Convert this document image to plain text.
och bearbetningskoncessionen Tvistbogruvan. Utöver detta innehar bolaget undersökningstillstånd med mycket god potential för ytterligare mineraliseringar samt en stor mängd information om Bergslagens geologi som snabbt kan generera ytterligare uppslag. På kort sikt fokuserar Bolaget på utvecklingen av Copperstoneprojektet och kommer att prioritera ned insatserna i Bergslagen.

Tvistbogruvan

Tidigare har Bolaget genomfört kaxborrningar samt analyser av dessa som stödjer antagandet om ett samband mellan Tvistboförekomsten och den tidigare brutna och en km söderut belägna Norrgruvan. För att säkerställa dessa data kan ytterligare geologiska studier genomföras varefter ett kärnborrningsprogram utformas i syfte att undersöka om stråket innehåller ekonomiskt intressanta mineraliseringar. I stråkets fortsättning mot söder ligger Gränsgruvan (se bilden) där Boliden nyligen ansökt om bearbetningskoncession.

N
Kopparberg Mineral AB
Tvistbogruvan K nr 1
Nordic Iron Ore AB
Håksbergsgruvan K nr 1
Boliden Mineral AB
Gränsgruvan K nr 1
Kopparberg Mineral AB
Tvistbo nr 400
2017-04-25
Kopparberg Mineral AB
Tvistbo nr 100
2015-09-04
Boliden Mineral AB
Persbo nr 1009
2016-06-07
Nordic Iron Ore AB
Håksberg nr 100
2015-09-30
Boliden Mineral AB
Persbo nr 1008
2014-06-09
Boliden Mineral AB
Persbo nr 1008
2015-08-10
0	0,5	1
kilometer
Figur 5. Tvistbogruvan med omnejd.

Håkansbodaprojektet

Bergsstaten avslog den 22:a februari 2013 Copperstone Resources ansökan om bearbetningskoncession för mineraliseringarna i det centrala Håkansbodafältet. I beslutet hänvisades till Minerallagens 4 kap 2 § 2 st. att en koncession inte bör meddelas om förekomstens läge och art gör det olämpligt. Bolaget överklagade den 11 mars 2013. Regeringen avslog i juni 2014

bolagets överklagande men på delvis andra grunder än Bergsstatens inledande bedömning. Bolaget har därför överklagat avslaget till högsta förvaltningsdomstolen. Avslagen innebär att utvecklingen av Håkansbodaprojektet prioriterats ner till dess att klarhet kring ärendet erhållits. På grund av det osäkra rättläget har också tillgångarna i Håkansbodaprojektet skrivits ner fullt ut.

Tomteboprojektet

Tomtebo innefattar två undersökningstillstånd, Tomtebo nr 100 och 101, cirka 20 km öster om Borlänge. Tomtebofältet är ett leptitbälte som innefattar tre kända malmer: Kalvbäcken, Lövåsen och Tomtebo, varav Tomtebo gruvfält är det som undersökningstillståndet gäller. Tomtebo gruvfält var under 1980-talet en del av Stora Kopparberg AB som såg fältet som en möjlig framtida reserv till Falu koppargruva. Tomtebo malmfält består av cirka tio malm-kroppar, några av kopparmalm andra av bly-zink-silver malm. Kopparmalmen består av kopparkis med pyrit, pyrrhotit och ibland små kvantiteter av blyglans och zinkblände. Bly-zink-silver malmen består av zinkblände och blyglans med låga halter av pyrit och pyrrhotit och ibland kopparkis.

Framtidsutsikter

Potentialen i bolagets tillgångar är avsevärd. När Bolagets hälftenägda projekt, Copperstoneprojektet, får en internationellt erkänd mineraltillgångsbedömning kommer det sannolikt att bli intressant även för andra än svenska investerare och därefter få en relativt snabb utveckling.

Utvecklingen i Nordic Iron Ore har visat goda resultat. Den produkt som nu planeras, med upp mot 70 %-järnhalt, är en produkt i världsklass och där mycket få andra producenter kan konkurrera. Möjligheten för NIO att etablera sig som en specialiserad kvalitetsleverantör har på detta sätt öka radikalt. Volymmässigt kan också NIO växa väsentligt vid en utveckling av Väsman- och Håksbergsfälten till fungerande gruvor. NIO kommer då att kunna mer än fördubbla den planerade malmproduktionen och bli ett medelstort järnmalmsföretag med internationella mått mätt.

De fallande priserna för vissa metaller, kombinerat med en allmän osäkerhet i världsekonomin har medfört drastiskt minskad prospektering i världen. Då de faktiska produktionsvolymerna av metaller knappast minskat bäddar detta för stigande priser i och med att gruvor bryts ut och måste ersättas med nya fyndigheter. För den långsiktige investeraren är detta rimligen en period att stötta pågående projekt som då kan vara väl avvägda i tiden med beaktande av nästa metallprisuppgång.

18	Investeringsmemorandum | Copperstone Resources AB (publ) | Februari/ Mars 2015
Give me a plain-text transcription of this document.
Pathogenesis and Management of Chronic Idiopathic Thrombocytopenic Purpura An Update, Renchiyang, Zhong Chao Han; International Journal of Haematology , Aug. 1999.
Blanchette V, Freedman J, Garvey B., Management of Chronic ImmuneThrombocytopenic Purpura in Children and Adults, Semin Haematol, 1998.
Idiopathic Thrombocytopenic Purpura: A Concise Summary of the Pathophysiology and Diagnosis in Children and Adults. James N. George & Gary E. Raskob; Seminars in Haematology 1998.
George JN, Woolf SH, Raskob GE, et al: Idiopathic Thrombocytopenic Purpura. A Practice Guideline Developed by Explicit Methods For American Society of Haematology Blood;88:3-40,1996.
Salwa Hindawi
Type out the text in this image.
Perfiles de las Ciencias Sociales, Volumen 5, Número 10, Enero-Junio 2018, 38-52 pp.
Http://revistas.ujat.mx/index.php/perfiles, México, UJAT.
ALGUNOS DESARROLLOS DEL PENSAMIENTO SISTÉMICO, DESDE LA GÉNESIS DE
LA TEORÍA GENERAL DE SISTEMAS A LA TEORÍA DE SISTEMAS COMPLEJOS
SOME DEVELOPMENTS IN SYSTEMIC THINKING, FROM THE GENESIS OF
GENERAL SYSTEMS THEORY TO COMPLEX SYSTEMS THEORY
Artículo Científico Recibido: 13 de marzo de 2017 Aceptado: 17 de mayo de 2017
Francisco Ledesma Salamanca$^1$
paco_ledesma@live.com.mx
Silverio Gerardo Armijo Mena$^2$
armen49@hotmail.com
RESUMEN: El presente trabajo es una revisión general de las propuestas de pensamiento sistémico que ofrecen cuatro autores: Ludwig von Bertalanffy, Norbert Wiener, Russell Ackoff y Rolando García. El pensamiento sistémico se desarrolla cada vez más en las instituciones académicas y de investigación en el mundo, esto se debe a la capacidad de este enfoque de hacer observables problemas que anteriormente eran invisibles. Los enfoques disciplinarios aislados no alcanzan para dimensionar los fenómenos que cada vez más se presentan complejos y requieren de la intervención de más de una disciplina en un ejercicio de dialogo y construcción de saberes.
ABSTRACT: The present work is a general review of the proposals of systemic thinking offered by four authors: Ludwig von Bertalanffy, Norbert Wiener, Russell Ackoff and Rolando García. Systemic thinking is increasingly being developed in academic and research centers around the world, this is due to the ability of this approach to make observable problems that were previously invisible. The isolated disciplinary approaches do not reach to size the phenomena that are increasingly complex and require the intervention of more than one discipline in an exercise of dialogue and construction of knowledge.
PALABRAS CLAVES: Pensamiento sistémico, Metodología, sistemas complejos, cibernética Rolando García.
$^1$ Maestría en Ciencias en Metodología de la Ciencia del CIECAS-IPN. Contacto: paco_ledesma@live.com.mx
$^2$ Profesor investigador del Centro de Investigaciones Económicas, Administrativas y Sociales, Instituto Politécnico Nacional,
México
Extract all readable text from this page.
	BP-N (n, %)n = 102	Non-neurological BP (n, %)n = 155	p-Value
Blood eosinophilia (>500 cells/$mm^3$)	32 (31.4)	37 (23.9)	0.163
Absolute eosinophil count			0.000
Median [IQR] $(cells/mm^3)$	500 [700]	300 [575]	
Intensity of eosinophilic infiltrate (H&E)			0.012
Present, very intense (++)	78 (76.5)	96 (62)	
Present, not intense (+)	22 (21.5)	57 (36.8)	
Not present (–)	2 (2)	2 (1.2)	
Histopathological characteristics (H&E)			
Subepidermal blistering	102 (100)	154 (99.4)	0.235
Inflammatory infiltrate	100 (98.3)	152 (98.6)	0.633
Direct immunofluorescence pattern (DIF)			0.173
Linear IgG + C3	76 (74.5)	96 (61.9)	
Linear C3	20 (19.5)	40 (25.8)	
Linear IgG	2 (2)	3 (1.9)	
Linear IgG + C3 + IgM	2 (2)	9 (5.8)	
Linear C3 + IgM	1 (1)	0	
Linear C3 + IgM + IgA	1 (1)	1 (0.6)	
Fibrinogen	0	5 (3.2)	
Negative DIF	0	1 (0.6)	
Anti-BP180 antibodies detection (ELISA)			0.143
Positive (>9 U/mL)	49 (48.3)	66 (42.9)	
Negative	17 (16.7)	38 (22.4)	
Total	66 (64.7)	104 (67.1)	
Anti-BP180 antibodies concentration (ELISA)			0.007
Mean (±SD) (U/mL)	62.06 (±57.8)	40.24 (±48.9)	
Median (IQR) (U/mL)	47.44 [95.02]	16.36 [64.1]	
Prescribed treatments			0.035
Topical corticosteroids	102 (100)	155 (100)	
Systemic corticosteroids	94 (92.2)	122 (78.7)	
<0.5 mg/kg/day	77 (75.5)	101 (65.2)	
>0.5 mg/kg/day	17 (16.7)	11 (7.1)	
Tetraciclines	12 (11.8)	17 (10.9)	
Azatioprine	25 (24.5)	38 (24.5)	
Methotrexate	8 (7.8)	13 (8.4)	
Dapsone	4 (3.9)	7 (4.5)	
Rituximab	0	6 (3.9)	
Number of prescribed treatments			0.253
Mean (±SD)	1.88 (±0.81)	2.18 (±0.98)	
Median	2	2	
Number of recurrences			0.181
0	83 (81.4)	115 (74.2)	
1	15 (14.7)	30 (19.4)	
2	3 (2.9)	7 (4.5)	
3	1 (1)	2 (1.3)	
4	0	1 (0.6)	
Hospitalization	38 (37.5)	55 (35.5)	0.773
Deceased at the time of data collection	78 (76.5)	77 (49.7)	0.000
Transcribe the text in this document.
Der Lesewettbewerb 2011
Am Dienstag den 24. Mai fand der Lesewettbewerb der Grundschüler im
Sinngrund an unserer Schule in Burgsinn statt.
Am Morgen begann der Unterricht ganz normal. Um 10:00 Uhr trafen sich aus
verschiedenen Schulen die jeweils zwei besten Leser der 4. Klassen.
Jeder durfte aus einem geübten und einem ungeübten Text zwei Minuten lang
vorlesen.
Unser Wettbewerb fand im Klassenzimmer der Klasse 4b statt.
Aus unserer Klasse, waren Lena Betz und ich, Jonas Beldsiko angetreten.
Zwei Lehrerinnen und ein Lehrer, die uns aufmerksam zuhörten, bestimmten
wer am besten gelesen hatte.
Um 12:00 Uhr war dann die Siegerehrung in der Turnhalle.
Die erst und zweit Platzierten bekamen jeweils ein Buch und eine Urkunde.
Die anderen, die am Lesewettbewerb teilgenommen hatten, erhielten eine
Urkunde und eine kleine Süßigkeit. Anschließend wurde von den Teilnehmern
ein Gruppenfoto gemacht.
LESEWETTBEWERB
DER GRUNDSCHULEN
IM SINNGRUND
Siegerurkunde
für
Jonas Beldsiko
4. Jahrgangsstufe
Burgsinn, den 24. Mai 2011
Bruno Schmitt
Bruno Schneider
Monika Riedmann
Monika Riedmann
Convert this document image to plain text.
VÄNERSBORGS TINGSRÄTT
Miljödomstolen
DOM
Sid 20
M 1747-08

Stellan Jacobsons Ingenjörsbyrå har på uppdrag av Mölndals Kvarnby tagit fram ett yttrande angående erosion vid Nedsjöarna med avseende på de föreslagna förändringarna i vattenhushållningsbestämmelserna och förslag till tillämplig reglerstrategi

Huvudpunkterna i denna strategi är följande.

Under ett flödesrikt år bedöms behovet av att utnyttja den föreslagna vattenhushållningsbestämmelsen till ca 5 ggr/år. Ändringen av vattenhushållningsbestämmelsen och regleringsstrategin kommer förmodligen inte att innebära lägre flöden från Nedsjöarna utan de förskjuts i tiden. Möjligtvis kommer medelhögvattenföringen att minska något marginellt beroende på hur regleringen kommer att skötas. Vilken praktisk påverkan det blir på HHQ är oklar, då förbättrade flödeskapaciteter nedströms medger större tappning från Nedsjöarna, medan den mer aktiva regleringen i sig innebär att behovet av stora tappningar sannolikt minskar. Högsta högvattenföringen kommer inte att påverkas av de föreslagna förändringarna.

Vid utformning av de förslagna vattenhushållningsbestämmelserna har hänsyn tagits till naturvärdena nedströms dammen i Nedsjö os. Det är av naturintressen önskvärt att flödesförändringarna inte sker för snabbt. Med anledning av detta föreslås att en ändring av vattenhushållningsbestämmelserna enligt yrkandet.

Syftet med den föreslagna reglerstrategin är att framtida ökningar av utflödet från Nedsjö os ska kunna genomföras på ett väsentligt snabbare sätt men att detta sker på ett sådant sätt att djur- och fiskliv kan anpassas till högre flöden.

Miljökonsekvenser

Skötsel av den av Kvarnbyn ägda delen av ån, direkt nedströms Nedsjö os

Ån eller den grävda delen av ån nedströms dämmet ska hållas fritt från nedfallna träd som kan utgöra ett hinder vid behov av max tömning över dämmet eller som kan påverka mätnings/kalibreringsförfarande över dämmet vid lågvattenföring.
^^^^^^^^
**WHAT TO DO:** Pick out and copy the lines of the entries that hold the string "Children".

**RESPONSE AREA:**
Blanchette V, Freedman J, Garvey B., Management of Chronic ImmuneThrombocytopenic Purpura in Children and Adults, Semin Haematol, 1998.
Idiopathic Thrombocytopenic Purpura: A Concise Summary of the Pathophysiology and Diagnosis in Children and Adults. James N. George & Gary E. Raskob; Seminars in Haematology 1998.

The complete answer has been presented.